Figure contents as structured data
------------------------------------------------------------------------
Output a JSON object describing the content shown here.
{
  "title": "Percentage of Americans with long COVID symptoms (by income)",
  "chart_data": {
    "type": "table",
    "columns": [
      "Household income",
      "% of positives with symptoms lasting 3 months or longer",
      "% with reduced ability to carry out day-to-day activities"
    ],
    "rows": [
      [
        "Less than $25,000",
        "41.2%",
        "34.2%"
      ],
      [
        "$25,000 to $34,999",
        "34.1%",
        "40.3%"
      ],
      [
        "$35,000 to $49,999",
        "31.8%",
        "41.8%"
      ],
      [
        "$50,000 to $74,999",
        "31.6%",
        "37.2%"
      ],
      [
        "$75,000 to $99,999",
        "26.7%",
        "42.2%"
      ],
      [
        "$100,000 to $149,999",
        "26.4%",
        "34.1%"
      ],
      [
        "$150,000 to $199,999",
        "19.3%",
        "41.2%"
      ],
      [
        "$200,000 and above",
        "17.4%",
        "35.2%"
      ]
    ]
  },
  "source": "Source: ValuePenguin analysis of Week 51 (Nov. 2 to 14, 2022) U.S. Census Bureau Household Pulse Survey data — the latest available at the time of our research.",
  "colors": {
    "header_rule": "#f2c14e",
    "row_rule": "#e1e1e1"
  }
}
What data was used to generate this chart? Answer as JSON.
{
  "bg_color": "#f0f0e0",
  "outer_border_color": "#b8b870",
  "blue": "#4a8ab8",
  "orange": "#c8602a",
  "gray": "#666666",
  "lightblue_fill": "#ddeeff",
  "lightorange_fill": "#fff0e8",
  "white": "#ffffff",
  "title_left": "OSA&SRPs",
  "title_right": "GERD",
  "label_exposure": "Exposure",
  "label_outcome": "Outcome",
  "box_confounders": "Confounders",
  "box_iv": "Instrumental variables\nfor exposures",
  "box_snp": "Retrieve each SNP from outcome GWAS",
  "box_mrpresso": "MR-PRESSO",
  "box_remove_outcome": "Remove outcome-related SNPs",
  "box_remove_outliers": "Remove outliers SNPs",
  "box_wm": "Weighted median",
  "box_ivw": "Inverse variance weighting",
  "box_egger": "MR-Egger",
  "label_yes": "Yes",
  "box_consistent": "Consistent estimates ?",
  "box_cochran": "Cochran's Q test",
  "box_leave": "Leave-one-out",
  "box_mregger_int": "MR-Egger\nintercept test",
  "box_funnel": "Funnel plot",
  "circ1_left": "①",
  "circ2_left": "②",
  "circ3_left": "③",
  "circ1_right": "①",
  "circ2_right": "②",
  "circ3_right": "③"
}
------------------------------------------------------------------------
* Aim of the task *
Which lines in the listing above hold the word "with"? Show each of them.

* Final result *
  "title": "Percentage of Americans with long COVID symptoms (by income)",
      "% of positives with symptoms lasting 3 months or longer",
      "% with reduced ability to carry out day-to-day activities"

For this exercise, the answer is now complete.